— begin Available data —

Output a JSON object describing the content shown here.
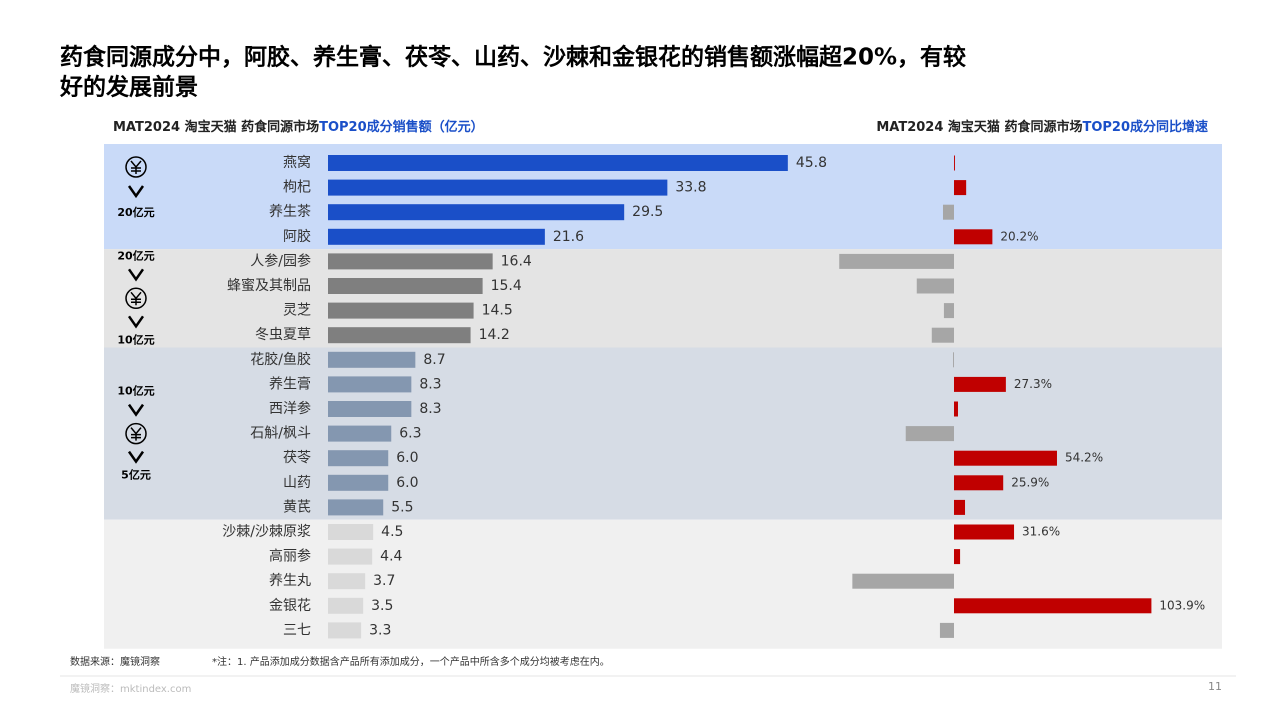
{
  "header": {
    "title_line1": "药食同源成分中，阿胶、养生膏、茯苓、山药、沙棘和金银花的销售额涨幅超20%，有较",
    "title_line2": "好的发展前景"
  },
  "chart_data": [
    {
      "type": "bar",
      "orientation": "horizontal",
      "title_prefix": "MAT2024 淘宝天猫 药食同源市场",
      "title_highlight": "TOP20成分销售额（亿元）",
      "categories": [
        "燕窝",
        "枸杞",
        "养生茶",
        "阿胶",
        "人参/园参",
        "蜂蜜及其制品",
        "灵芝",
        "冬虫夏草",
        "花胶/鱼胶",
        "养生膏",
        "西洋参",
        "石斛/枫斗",
        "茯苓",
        "山药",
        "黄芪",
        "沙棘/沙棘原浆",
        "高丽参",
        "养生丸",
        "金银花",
        "三七"
      ],
      "values": [
        45.8,
        33.8,
        29.5,
        21.6,
        16.4,
        15.4,
        14.5,
        14.2,
        8.7,
        8.3,
        8.3,
        6.3,
        6.0,
        6.0,
        5.5,
        4.5,
        4.4,
        3.7,
        3.5,
        3.3
      ],
      "value_labels": [
        "45.8",
        "33.8",
        "29.5",
        "21.6",
        "16.4",
        "15.4",
        "14.5",
        "14.2",
        "8.7",
        "8.3",
        "8.3",
        "6.3",
        "6.0",
        "6.0",
        "5.5",
        "4.5",
        "4.4",
        "3.7",
        "3.5",
        "3.3"
      ],
      "groups": [
        {
          "rows": 4,
          "bar_color": "#1a4fc8",
          "band_color": "#c9daf8",
          "top_label": null,
          "bottom_label": "20亿元"
        },
        {
          "rows": 4,
          "bar_color": "#7f7f7f",
          "band_color": "#e4e4e4",
          "top_label": "20亿元",
          "bottom_label": "10亿元"
        },
        {
          "rows": 7,
          "bar_color": "#8497b0",
          "band_color": "#d6dce5",
          "top_label": "10亿元",
          "bottom_label": "5亿元"
        },
        {
          "rows": 5,
          "bar_color": "#d9d9d9",
          "band_color": "#f0f0f0",
          "top_label": null,
          "bottom_label": null
        }
      ]
    },
    {
      "type": "diverging-bar",
      "title_prefix": "MAT2024 淘宝天猫 药食同源市场",
      "title_highlight": "TOP20成分同比增速",
      "values": [
        0.5,
        6.4,
        -5.8,
        20.2,
        -60.4,
        -19.6,
        -5.3,
        -11.7,
        -0.5,
        27.3,
        2.1,
        -25.4,
        54.2,
        25.9,
        5.8,
        31.6,
        3.2,
        -53.5,
        103.9,
        -7.4
      ],
      "value_labels": [
        null,
        null,
        null,
        "20.2%",
        null,
        null,
        null,
        null,
        null,
        "27.3%",
        null,
        null,
        "54.2%",
        "25.9%",
        null,
        "31.6%",
        null,
        null,
        "103.9%",
        null
      ],
      "positive_color": "#c00000",
      "negative_color": "#a6a6a6"
    }
  ],
  "footer": {
    "source": "数据来源：魔镜洞察",
    "note": "*注：1. 产品添加成分数据含产品所有添加成分，一个产品中所含多个成分均被考虑在内。",
    "site": "魔镜洞察：mktindex.com",
    "page": "11"
  }
}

— end Available data —

**Task statement**
Copy every record above exactly, leaving out the pictures.

**The solution**
Output a JSON object describing the content shown here.
{
  "header": {
    "title_line1": "药食同源成分中，阿胶、养生膏、茯苓、山药、沙棘和金银花的销售额涨幅超20%，有较",
    "title_line2": "好的发展前景"
  },
  "chart_data": [
    {
      "type": "bar",
      "orientation": "horizontal",
      "title_prefix": "MAT2024 淘宝天猫 药食同源市场",
      "title_highlight": "TOP20成分销售额（亿元）",
      "categories": [
        "燕窝",
        "枸杞",
        "养生茶",
        "阿胶",
        "人参/园参",
        "蜂蜜及其制品",
        "灵芝",
        "冬虫夏草",
        "花胶/鱼胶",
        "养生膏",
        "西洋参",
        "石斛/枫斗",
        "茯苓",
        "山药",
        "黄芪",
        "沙棘/沙棘原浆",
        "高丽参",
        "养生丸",
        "金银花",
        "三七"
      ],
      "values": [
        45.8,
        33.8,
        29.5,
        21.6,
        16.4,
        15.4,
        14.5,
        14.2,
        8.7,
        8.3,
        8.3,
        6.3,
        6.0,
        6.0,
        5.5,
        4.5,
        4.4,
        3.7,
        3.5,
        3.3
      ],
      "value_labels": [
        "45.8",
        "33.8",
        "29.5",
        "21.6",
        "16.4",
        "15.4",
        "14.5",
        "14.2",
        "8.7",
        "8.3",
        "8.3",
        "6.3",
        "6.0",
        "6.0",
        "5.5",
        "4.5",
        "4.4",
        "3.7",
        "3.5",
        "3.3"
      ],
      "groups": [
        {
          "rows": 4,
          "bar_color": "#1a4fc8",
          "band_color": "#c9daf8",
          "top_label": null,
          "bottom_label": "20亿元"
        },
        {
          "rows": 4,
          "bar_color": "#7f7f7f",
          "band_color": "#e4e4e4",
          "top_label": "20亿元",
          "bottom_label": "10亿元"
        },
        {
          "rows": 7,
          "bar_color": "#8497b0",
          "band_color": "#d6dce5",
          "top_label": "10亿元",
          "bottom_label": "5亿元"
        },
        {
          "rows": 5,
          "bar_color": "#d9d9d9",
          "band_color": "#f0f0f0",
          "top_label": null,
          "bottom_label": null
        }
      ]
    },
    {
      "type": "diverging-bar",
      "title_prefix": "MAT2024 淘宝天猫 药食同源市场",
      "title_highlight": "TOP20成分同比增速",
      "values": [
        0.5,
        6.4,
        -5.8,
        20.2,
        -60.4,
        -19.6,
        -5.3,
        -11.7,
        -0.5,
        27.3,
        2.1,
        -25.4,
        54.2,
        25.9,
        5.8,
        31.6,
        3.2,
        -53.5,
        103.9,
        -7.4
      ],
      "value_labels": [
        null,
        null,
        null,
        "20.2%",
        null,
        null,
        null,
        null,
        null,
        "27.3%",
        null,
        null,
        "54.2%",
        "25.9%",
        null,
        "31.6%",
        null,
        null,
        "103.9%",
        null
      ],
      "positive_color": "#c00000",
      "negative_color": "#a6a6a6"
    }
  ],
  "footer": {
    "source": "数据来源：魔镜洞察",
    "note": "*注：1. 产品添加成分数据含产品所有添加成分，一个产品中所含多个成分均被考虑在内。",
    "site": "魔镜洞察：mktindex.com",
    "page": "11"
  }
}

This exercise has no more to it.